Instructions to follow. Carry none of the pictures over; write out the complete data exactly.

Saved data entries:
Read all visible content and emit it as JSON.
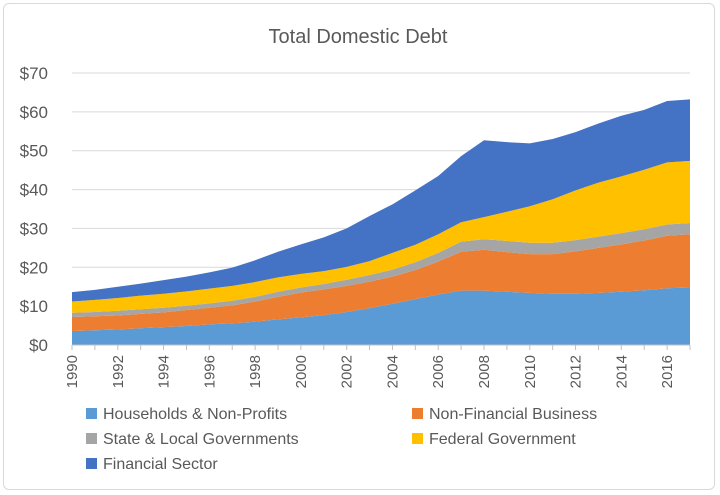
{
  "chart_data": {
    "type": "area",
    "stacked": true,
    "title": "Total Domestic Debt",
    "xlabel": "",
    "ylabel": "",
    "ylim": [
      0,
      70
    ],
    "yticks": [
      "$0",
      "$10",
      "$20",
      "$30",
      "$40",
      "$50",
      "$60",
      "$70"
    ],
    "ytick_values": [
      0,
      10,
      20,
      30,
      40,
      50,
      60,
      70
    ],
    "xtick_labels": [
      "1990",
      "1992",
      "1994",
      "1996",
      "1998",
      "2000",
      "2002",
      "2004",
      "2006",
      "2008",
      "2010",
      "2012",
      "2014",
      "2016"
    ],
    "x": [
      1990,
      1991,
      1992,
      1993,
      1994,
      1995,
      1996,
      1997,
      1998,
      1999,
      2000,
      2001,
      2002,
      2003,
      2004,
      2005,
      2006,
      2007,
      2008,
      2009,
      2010,
      2011,
      2012,
      2013,
      2014,
      2015,
      2016,
      2017
    ],
    "grid": true,
    "legend_position": "bottom",
    "series": [
      {
        "name": "Households & Non-Profits",
        "color": "#5b9bd5",
        "values": [
          3.6,
          3.8,
          4.0,
          4.3,
          4.6,
          4.9,
          5.3,
          5.6,
          6.0,
          6.6,
          7.1,
          7.7,
          8.5,
          9.5,
          10.6,
          11.8,
          13.0,
          14.0,
          14.0,
          13.7,
          13.4,
          13.2,
          13.2,
          13.4,
          13.7,
          14.1,
          14.6,
          14.8
        ]
      },
      {
        "name": "Non-Financial Business",
        "color": "#ed7d31",
        "values": [
          3.6,
          3.6,
          3.6,
          3.7,
          3.8,
          4.1,
          4.3,
          4.6,
          5.2,
          5.8,
          6.4,
          6.6,
          6.7,
          6.8,
          7.0,
          7.5,
          8.5,
          10.0,
          10.5,
          10.2,
          10.0,
          10.2,
          10.9,
          11.6,
          12.2,
          12.8,
          13.5,
          13.7
        ]
      },
      {
        "name": "State & Local Governments",
        "color": "#a5a5a5",
        "values": [
          1.1,
          1.1,
          1.2,
          1.2,
          1.2,
          1.1,
          1.1,
          1.2,
          1.2,
          1.3,
          1.3,
          1.4,
          1.6,
          1.7,
          1.8,
          2.0,
          2.2,
          2.6,
          2.7,
          2.9,
          2.9,
          2.9,
          2.9,
          2.9,
          2.9,
          2.9,
          2.9,
          2.9
        ]
      },
      {
        "name": "Federal Government",
        "color": "#ffc000",
        "values": [
          2.9,
          3.1,
          3.3,
          3.5,
          3.6,
          3.7,
          3.8,
          3.8,
          3.8,
          3.7,
          3.5,
          3.3,
          3.3,
          3.6,
          4.3,
          4.5,
          4.8,
          5.0,
          5.7,
          7.5,
          9.4,
          11.2,
          12.8,
          13.9,
          14.6,
          15.3,
          16.0,
          16.0
        ]
      },
      {
        "name": "Financial Sector",
        "color": "#4472c4",
        "values": [
          2.4,
          2.6,
          2.9,
          3.1,
          3.5,
          3.8,
          4.2,
          4.7,
          5.6,
          6.6,
          7.6,
          8.7,
          9.9,
          11.6,
          12.5,
          14.0,
          15.0,
          17.0,
          19.8,
          17.9,
          16.2,
          15.5,
          15.0,
          15.2,
          15.6,
          15.4,
          15.8,
          15.8
        ]
      }
    ]
  }
}
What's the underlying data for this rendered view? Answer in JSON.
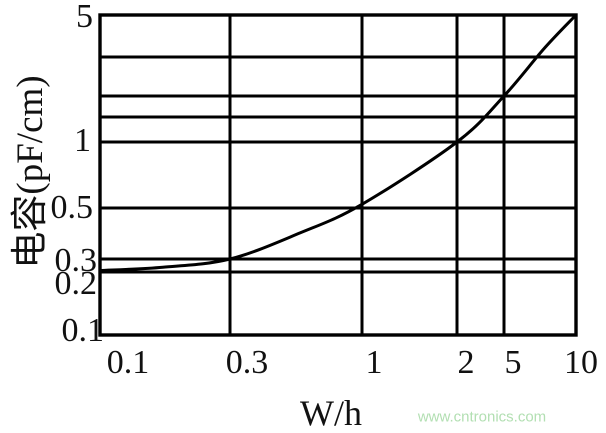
{
  "chart_data": {
    "type": "line",
    "title": "",
    "xlabel": "W/h",
    "ylabel": "电容(pF/cm)",
    "x_scale": "log",
    "y_scale": "log",
    "xlim": [
      0.1,
      10
    ],
    "ylim": [
      0.1,
      5
    ],
    "x_tick_labels": [
      "0.1",
      "0.3",
      "1",
      "2",
      "5",
      "10"
    ],
    "y_tick_labels": [
      "5",
      "1",
      "0.5",
      "0.3",
      "0.2",
      "0.1"
    ],
    "x_gridlines": [
      0.1,
      0.3,
      1,
      2,
      5,
      10
    ],
    "y_gridlines": [
      0.1,
      0.2,
      0.3,
      0.5,
      1,
      1.5,
      2,
      3,
      5
    ],
    "grid": true,
    "line_color": "#000000",
    "series": [
      {
        "name": "capacitance-vs-W/h",
        "points": [
          [
            0.1,
            0.209
          ],
          [
            0.17,
            0.232
          ],
          [
            0.3,
            0.3
          ],
          [
            0.57,
            0.39
          ],
          [
            1,
            0.52
          ],
          [
            2,
            1
          ],
          [
            5,
            2
          ],
          [
            7.4,
            3.35
          ],
          [
            10,
            5
          ]
        ]
      }
    ]
  },
  "watermark": {
    "text": "www.cntronics.com",
    "color": "#b2dfb2"
  }
}
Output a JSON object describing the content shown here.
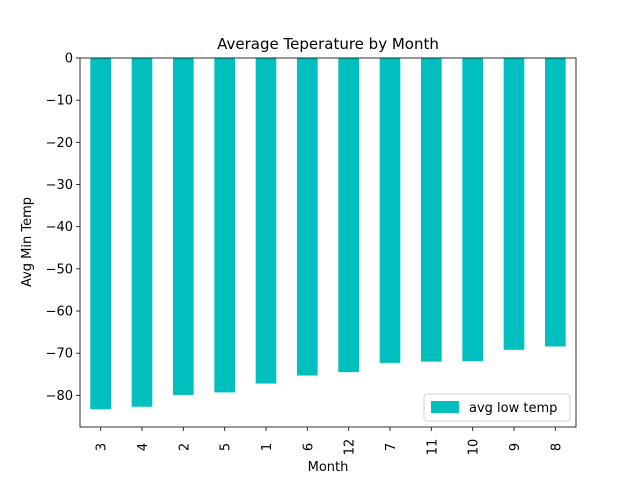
{
  "chart_data": {
    "type": "bar",
    "title": "Average Teperature by Month",
    "xlabel": "Month",
    "ylabel": "Avg Min Temp",
    "categories": [
      "3",
      "4",
      "2",
      "5",
      "1",
      "6",
      "12",
      "7",
      "11",
      "10",
      "9",
      "8"
    ],
    "series": [
      {
        "name": "avg low temp",
        "color": "#00BFBF",
        "values": [
          -83.3,
          -82.7,
          -79.9,
          -79.3,
          -77.2,
          -75.3,
          -74.5,
          -72.3,
          -72.0,
          -71.9,
          -69.2,
          -68.4
        ]
      }
    ],
    "ylim": [
      -87.5,
      0
    ],
    "yticks": [
      0,
      -10,
      -20,
      -30,
      -40,
      -50,
      -60,
      -70,
      -80
    ],
    "ytick_labels": [
      "0",
      "−10",
      "−20",
      "−30",
      "−40",
      "−50",
      "−60",
      "−70",
      "−80"
    ],
    "legend_position": "lower-right",
    "grid": false
  }
}
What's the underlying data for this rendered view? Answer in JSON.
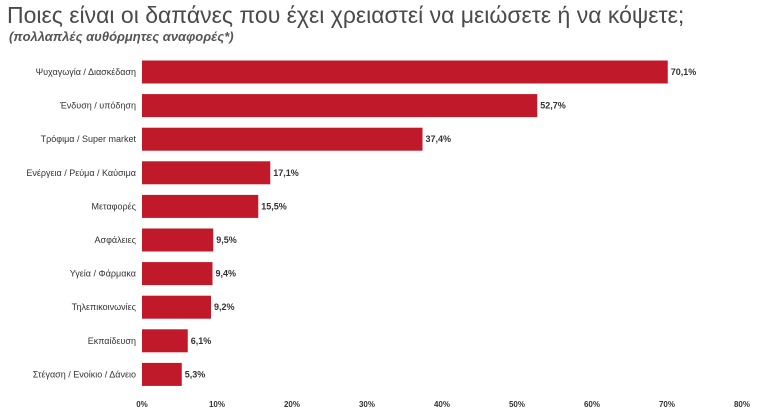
{
  "chart_data": {
    "type": "bar",
    "orientation": "horizontal",
    "title": "Ποιες είναι οι δαπάνες που έχει χρειαστεί να μειώσετε ή να κόψετε;",
    "subtitle": "(πολλαπλές αυθόρμητες αναφορές*)",
    "categories": [
      "Ψυχαγωγία / Διασκέδαση",
      "Ένδυση / υπόδηση",
      "Τρόφιμα / Super market",
      "Ενέργεια / Ρεύμα / Καύσιμα",
      "Μεταφορές",
      "Ασφάλειες",
      "Υγεία / Φάρμακα",
      "Τηλεπικοινωνίες",
      "Εκπαίδευση",
      "Στέγαση / Ενοίκιο / Δάνειο"
    ],
    "values": [
      70.1,
      52.7,
      37.4,
      17.1,
      15.5,
      9.5,
      9.4,
      9.2,
      6.1,
      5.3
    ],
    "value_labels": [
      "70,1%",
      "52,7%",
      "37,4%",
      "17,1%",
      "15,5%",
      "9,5%",
      "9,4%",
      "9,2%",
      "6,1%",
      "5,3%"
    ],
    "xlim": [
      0,
      80
    ],
    "x_ticks": [
      0,
      10,
      20,
      30,
      40,
      50,
      60,
      70,
      80
    ],
    "x_tick_labels": [
      "0%",
      "10%",
      "20%",
      "30%",
      "40%",
      "50%",
      "60%",
      "70%",
      "80%"
    ],
    "grid": false,
    "legend": "none",
    "bar_color": "#c0192a"
  }
}
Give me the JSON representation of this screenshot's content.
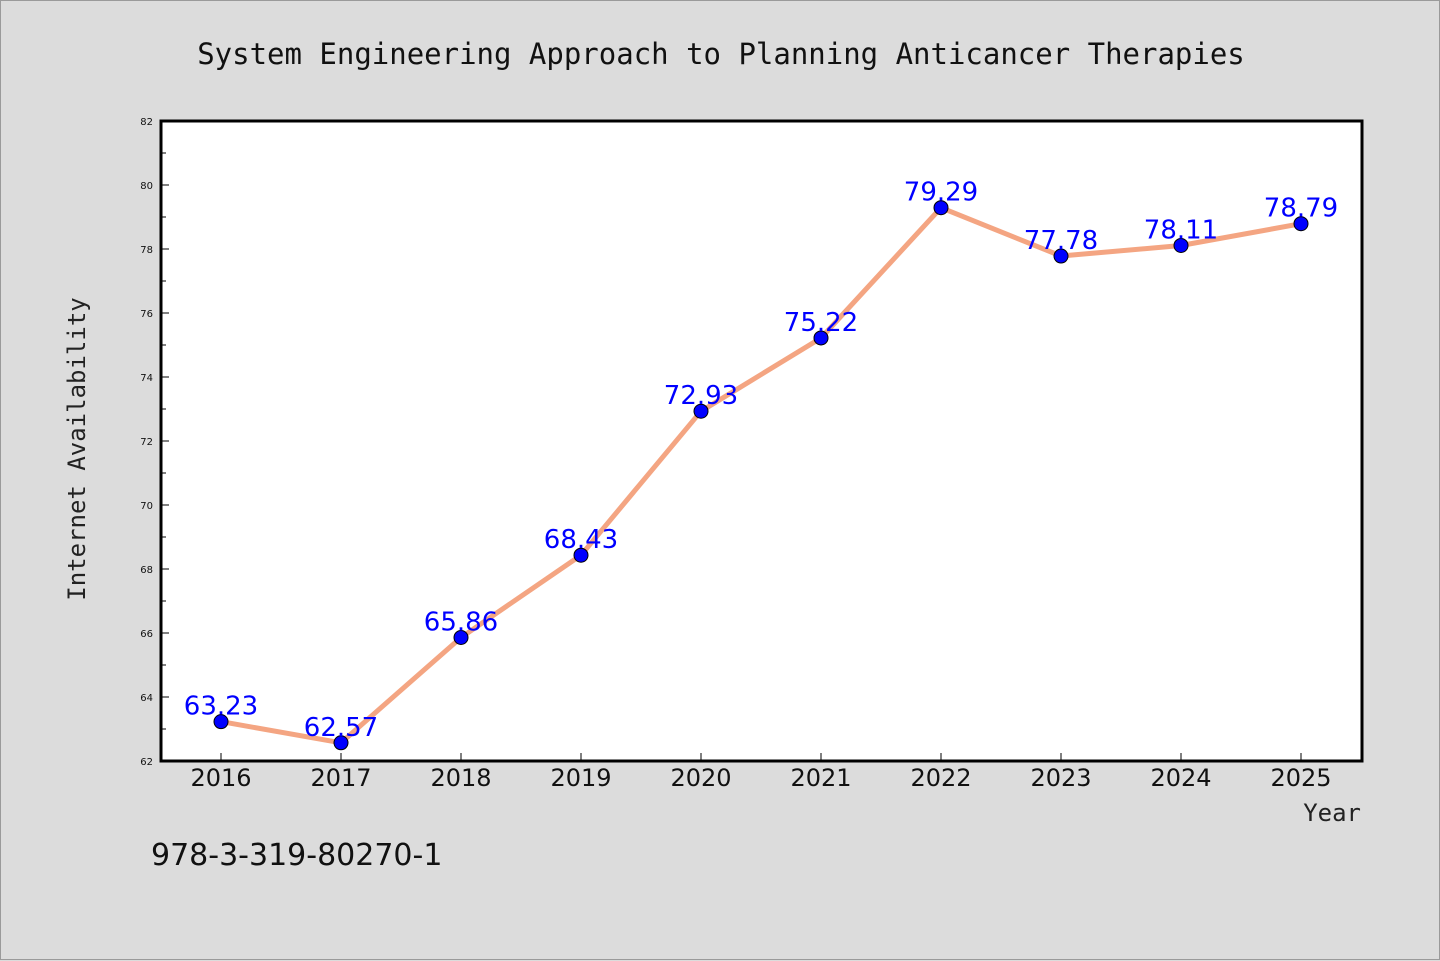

Solution below.
Read all visible content and emit it as JSON.
{
  "chart_data": {
    "type": "area",
    "stacked": true,
    "title": "Total Domestic Debt",
    "xlabel": "",
    "ylabel": "",
    "ylim": [
      0,
      70
    ],
    "yticks": [
      "$0",
      "$10",
      "$20",
      "$30",
      "$40",
      "$50",
      "$60",
      "$70"
    ],
    "ytick_values": [
      0,
      10,
      20,
      30,
      40,
      50,
      60,
      70
    ],
    "xtick_labels": [
      "1990",
      "1992",
      "1994",
      "1996",
      "1998",
      "2000",
      "2002",
      "2004",
      "2006",
      "2008",
      "2010",
      "2012",
      "2014",
      "2016"
    ],
    "x": [
      1990,
      1991,
      1992,
      1993,
      1994,
      1995,
      1996,
      1997,
      1998,
      1999,
      2000,
      2001,
      2002,
      2003,
      2004,
      2005,
      2006,
      2007,
      2008,
      2009,
      2010,
      2011,
      2012,
      2013,
      2014,
      2015,
      2016,
      2017
    ],
    "grid": true,
    "legend_position": "bottom",
    "series": [
      {
        "name": "Households & Non-Profits",
        "color": "#5b9bd5",
        "values": [
          3.6,
          3.8,
          4.0,
          4.3,
          4.6,
          4.9,
          5.3,
          5.6,
          6.0,
          6.6,
          7.1,
          7.7,
          8.5,
          9.5,
          10.6,
          11.8,
          13.0,
          14.0,
          14.0,
          13.7,
          13.4,
          13.2,
          13.2,
          13.4,
          13.7,
          14.1,
          14.6,
          14.8
        ]
      },
      {
        "name": "Non-Financial Business",
        "color": "#ed7d31",
        "values": [
          3.6,
          3.6,
          3.6,
          3.7,
          3.8,
          4.1,
          4.3,
          4.6,
          5.2,
          5.8,
          6.4,
          6.6,
          6.7,
          6.8,
          7.0,
          7.5,
          8.5,
          10.0,
          10.5,
          10.2,
          10.0,
          10.2,
          10.9,
          11.6,
          12.2,
          12.8,
          13.5,
          13.7
        ]
      },
      {
        "name": "State & Local Governments",
        "color": "#a5a5a5",
        "values": [
          1.1,
          1.1,
          1.2,
          1.2,
          1.2,
          1.1,
          1.1,
          1.2,
          1.2,
          1.3,
          1.3,
          1.4,
          1.6,
          1.7,
          1.8,
          2.0,
          2.2,
          2.6,
          2.7,
          2.9,
          2.9,
          2.9,
          2.9,
          2.9,
          2.9,
          2.9,
          2.9,
          2.9
        ]
      },
      {
        "name": "Federal Government",
        "color": "#ffc000",
        "values": [
          2.9,
          3.1,
          3.3,
          3.5,
          3.6,
          3.7,
          3.8,
          3.8,
          3.8,
          3.7,
          3.5,
          3.3,
          3.3,
          3.6,
          4.3,
          4.5,
          4.8,
          5.0,
          5.7,
          7.5,
          9.4,
          11.2,
          12.8,
          13.9,
          14.6,
          15.3,
          16.0,
          16.0
        ]
      },
      {
        "name": "Financial Sector",
        "color": "#4472c4",
        "values": [
          2.4,
          2.6,
          2.9,
          3.1,
          3.5,
          3.8,
          4.2,
          4.7,
          5.6,
          6.6,
          7.6,
          8.7,
          9.9,
          11.6,
          12.5,
          14.0,
          15.0,
          17.0,
          19.8,
          17.9,
          16.2,
          15.5,
          15.0,
          15.2,
          15.6,
          15.4,
          15.8,
          15.8
        ]
      }
    ]
  }
}
What's the underlying data for this rendered view? Answer in JSON.
{
  "chart_data": {
    "type": "line",
    "title": "",
    "xlabel": "W/h",
    "ylabel": "电容(pF/cm)",
    "x_scale": "log",
    "y_scale": "log",
    "xlim": [
      0.1,
      10
    ],
    "ylim": [
      0.1,
      5
    ],
    "x_tick_labels": [
      "0.1",
      "0.3",
      "1",
      "2",
      "5",
      "10"
    ],
    "y_tick_labels": [
      "5",
      "1",
      "0.5",
      "0.3",
      "0.2",
      "0.1"
    ],
    "x_gridlines": [
      0.1,
      0.3,
      1,
      2,
      5,
      10
    ],
    "y_gridlines": [
      0.1,
      0.2,
      0.3,
      0.5,
      1,
      1.5,
      2,
      3,
      5
    ],
    "grid": true,
    "line_color": "#000000",
    "series": [
      {
        "name": "capacitance-vs-W/h",
        "points": [
          [
            0.1,
            0.209
          ],
          [
            0.17,
            0.232
          ],
          [
            0.3,
            0.3
          ],
          [
            0.57,
            0.39
          ],
          [
            1,
            0.52
          ],
          [
            2,
            1
          ],
          [
            5,
            2
          ],
          [
            7.4,
            3.35
          ],
          [
            10,
            5
          ]
        ]
      }
    ]
  },
  "watermark": {
    "text": "www.cntronics.com",
    "color": "#b2dfb2"
  }
}
Output a JSON object describing the content shown here.
{
  "chart_data": {
    "type": "bar",
    "title": "Average Teperature by Month",
    "xlabel": "Month",
    "ylabel": "Avg Min Temp",
    "categories": [
      "3",
      "4",
      "2",
      "5",
      "1",
      "6",
      "12",
      "7",
      "11",
      "10",
      "9",
      "8"
    ],
    "series": [
      {
        "name": "avg low temp",
        "color": "#00BFBF",
        "values": [
          -83.3,
          -82.7,
          -79.9,
          -79.3,
          -77.2,
          -75.3,
          -74.5,
          -72.3,
          -72.0,
          -71.9,
          -69.2,
          -68.4
        ]
      }
    ],
    "ylim": [
      -87.5,
      0
    ],
    "yticks": [
      0,
      -10,
      -20,
      -30,
      -40,
      -50,
      -60,
      -70,
      -80
    ],
    "ytick_labels": [
      "0",
      "−10",
      "−20",
      "−30",
      "−40",
      "−50",
      "−60",
      "−70",
      "−80"
    ],
    "legend_position": "lower-right",
    "grid": false
  }
}
What's the underlying data for this rendered view? Answer in JSON.
{
  "chart_data": {
    "type": "bar",
    "orientation": "horizontal",
    "title": "Ποιες είναι οι δαπάνες που έχει χρειαστεί να μειώσετε ή να κόψετε;",
    "subtitle": "(πολλαπλές αυθόρμητες αναφορές*)",
    "categories": [
      "Ψυχαγωγία / Διασκέδαση",
      "Ένδυση / υπόδηση",
      "Τρόφιμα / Super market",
      "Ενέργεια / Ρεύμα / Καύσιμα",
      "Μεταφορές",
      "Ασφάλειες",
      "Υγεία / Φάρμακα",
      "Τηλεπικοινωνίες",
      "Εκπαίδευση",
      "Στέγαση / Ενοίκιο / Δάνειο"
    ],
    "values": [
      70.1,
      52.7,
      37.4,
      17.1,
      15.5,
      9.5,
      9.4,
      9.2,
      6.1,
      5.3
    ],
    "value_labels": [
      "70,1%",
      "52,7%",
      "37,4%",
      "17,1%",
      "15,5%",
      "9,5%",
      "9,4%",
      "9,2%",
      "6,1%",
      "5,3%"
    ],
    "xlim": [
      0,
      80
    ],
    "x_ticks": [
      0,
      10,
      20,
      30,
      40,
      50,
      60,
      70,
      80
    ],
    "x_tick_labels": [
      "0%",
      "10%",
      "20%",
      "30%",
      "40%",
      "50%",
      "60%",
      "70%",
      "80%"
    ],
    "grid": false,
    "legend": "none",
    "bar_color": "#c0192a"
  }
}
Give me the JSON representation of this screenshot's content.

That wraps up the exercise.